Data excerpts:
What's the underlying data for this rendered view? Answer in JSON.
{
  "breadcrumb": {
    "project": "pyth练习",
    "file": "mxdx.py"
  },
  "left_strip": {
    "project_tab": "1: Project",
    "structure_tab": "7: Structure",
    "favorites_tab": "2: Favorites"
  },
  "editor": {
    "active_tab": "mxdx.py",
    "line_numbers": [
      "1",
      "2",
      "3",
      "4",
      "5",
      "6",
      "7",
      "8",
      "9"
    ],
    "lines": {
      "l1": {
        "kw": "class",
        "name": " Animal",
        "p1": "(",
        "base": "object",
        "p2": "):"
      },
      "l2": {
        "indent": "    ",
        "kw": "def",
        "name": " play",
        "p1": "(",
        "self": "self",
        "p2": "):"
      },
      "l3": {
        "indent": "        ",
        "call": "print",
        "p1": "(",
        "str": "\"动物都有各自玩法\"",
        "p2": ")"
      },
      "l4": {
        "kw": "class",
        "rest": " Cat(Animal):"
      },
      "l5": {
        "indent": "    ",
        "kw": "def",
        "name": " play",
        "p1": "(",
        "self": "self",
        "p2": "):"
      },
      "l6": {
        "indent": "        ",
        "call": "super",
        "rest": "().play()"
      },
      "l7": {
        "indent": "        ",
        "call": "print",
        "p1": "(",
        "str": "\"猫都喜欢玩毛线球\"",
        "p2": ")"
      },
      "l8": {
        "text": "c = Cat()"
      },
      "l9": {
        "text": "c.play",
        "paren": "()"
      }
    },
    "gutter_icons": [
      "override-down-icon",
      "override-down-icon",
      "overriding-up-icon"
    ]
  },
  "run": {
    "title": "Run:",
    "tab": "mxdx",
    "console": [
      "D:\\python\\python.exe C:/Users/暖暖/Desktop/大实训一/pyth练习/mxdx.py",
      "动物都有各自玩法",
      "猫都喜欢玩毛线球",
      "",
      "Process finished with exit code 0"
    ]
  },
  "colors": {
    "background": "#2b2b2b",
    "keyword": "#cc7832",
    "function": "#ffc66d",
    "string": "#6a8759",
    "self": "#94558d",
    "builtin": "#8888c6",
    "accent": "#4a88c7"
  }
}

WRITTEN PROBLEM -
Pull out all lines from the listing that contain the string "mxdx".

FINAL ANSWER -
    "file": "mxdx.py"
    "active_tab": "mxdx.py",
    "tab": "mxdx",
      "D:\\python\\python.exe C:/Users/暖暖/Desktop/大实训一/pyth练习/mxdx.py",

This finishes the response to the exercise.